══ Trecho do documento

O GDF lançou um guia para ajudar servidores e colaboradores a entender quando uma cobrança faz parte da rotina de trabalho e quando passa a configurar assédio. O material reúne explicações objetivas, exemplos práticos e canais de denúncia no DF.
Segundo o guia, ações comuns de chefia, como distribuir tarefas, cobrar resultados, acompanhar desempenho e fazer críticas construtivas, não caracterizam abuso por si só. A proposta é deixar mais claro onde termina a gestão do trabalho e onde começam práticas que expõem ou constrangem o servidor.
O conteúdo também explica que o assédio moral envolve condutas repetidas de humilhação e constrangimento, com impacto na saúde e na vida profissional. Já o assédio institucional é associado a ambientes marcados por medo excessivo, pressão extrema e competição predatória.
Além dos conceitos, o material apresenta situações do dia a dia para facilitar a identificação de casos que precisam de apuração. Isso dá mais segurança para servidores e gestores avaliarem conflitos de forma mais clara antes de qualquer encaminhamento administrativo.
A presidente da comissão, Michelle Heringer, citou um caso em que uma mudança na rotina levou parte da equipe a interpretar cobranças mais intensas como perseguição. Após análise, a comissão concluiu que não houve humilhação nem exposição vexatória, mas um ato de gestão ligado às novas responsabilidades.
O guia foi elaborado com participação da Controladoria-Geral do DF. Na prática, a publicação busca reduzir dúvidas no ambiente de trabalho e orientar quem precisa reconhecer, registrar ou denunciar situações de assédio.

════

> [Instruções do exercício]
**1)** Transcreva, do texto sobre o guia do GDF, o trecho que vai de "O GDF lançou" até "constrangem o servidor.".
**2)** De acordo com o texto sobre o guia do GDF, qual órgão participou da elaboração do guia?
Os registros vêm de uma fonte distinta do texto sobre o guia do GDF.

══ Amostras de dados

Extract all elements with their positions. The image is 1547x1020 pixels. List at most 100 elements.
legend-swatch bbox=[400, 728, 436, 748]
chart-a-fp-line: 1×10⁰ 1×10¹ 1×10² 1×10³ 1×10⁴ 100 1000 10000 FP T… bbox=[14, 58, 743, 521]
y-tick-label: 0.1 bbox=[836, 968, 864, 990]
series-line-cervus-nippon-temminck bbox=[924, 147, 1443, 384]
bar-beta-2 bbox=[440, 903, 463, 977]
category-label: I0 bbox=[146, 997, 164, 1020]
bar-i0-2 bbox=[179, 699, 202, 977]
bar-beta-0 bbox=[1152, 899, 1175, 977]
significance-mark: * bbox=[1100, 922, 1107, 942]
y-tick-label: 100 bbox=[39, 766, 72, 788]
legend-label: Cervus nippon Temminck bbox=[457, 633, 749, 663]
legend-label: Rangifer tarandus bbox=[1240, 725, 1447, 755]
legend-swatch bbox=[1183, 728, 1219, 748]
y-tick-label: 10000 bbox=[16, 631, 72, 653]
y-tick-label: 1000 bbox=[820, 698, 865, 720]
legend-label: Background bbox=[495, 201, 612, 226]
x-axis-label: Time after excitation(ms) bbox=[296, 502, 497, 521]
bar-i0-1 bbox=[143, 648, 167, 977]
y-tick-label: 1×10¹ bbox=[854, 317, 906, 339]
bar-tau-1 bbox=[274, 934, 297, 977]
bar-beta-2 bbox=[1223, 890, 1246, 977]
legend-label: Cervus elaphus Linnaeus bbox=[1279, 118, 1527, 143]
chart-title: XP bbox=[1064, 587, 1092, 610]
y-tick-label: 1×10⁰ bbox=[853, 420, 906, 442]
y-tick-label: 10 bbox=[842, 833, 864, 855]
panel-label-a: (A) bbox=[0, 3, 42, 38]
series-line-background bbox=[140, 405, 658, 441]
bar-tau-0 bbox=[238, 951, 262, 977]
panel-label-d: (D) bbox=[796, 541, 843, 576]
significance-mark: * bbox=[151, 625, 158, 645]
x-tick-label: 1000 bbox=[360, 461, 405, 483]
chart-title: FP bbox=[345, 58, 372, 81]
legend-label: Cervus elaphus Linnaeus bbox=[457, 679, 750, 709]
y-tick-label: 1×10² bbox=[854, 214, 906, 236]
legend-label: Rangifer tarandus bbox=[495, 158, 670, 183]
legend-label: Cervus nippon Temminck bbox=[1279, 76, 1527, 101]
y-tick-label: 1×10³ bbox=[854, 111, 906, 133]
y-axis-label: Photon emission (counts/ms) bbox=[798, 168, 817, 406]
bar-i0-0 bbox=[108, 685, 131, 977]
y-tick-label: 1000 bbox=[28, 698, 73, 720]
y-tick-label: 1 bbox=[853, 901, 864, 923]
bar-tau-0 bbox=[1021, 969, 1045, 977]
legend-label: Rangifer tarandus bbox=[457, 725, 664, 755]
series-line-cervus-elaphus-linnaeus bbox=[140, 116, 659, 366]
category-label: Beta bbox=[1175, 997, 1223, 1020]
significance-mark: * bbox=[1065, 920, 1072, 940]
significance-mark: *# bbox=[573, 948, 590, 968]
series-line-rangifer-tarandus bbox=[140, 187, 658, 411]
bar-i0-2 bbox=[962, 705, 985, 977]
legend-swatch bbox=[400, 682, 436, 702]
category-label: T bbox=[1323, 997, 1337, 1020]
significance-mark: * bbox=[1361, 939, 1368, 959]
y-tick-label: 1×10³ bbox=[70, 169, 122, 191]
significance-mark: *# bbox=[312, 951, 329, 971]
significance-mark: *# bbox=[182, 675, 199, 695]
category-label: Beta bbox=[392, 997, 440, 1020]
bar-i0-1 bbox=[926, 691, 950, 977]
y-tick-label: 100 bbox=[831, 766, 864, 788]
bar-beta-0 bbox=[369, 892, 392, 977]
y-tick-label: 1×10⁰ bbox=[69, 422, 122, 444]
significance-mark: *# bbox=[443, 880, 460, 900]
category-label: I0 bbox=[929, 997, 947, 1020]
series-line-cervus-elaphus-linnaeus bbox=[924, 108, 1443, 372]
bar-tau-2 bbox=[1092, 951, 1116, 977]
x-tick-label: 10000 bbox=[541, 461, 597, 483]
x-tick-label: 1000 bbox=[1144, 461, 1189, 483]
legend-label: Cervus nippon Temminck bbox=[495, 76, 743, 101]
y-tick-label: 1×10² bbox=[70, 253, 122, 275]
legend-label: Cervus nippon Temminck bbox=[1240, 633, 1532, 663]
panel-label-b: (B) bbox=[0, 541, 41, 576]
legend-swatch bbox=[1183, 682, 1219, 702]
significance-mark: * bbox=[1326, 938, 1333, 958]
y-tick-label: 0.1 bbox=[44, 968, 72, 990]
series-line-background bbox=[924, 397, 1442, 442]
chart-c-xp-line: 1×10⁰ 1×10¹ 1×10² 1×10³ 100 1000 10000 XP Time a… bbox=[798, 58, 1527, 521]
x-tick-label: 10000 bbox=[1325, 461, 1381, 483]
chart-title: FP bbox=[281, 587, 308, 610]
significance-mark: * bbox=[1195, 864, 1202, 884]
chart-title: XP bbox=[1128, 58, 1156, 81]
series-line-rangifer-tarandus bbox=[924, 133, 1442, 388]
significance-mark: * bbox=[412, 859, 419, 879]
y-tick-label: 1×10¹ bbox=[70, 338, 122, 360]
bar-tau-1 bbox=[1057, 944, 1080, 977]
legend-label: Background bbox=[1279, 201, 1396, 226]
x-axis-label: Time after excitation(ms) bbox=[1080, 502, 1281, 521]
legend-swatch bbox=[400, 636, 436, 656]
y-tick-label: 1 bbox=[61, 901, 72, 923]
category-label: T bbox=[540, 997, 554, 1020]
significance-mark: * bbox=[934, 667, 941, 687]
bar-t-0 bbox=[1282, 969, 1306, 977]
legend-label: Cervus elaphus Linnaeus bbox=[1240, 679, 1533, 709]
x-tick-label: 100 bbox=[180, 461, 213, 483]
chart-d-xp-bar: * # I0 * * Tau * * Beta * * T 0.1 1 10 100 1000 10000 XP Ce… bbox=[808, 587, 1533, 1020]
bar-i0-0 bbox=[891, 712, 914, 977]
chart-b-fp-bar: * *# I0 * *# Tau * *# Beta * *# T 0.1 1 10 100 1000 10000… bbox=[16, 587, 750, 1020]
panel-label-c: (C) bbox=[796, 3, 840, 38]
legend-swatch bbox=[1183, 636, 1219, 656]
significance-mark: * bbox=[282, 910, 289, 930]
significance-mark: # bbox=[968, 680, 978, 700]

════

> [Respostas do exercício]
**1)**
O GDF lançou um guia para ajudar servidores e colaboradores a entender quando uma cobrança faz parte da rotina de trabalho e quando passa a configurar assédio. O material reúne explicações objetivas, exemplos práticos e canais de denúncia no DF.
Segundo o guia, ações comuns de chefia, como distribuir tarefas, cobrar resultados, acompanhar desempenho e fazer críticas construtivas, não caracterizam abuso por si só. A proposta é deixar mais claro onde termina a gestão do trabalho e onde começam práticas que expõem ou constrangem o servidor.

**2)** A Controladoria-Geral do DF.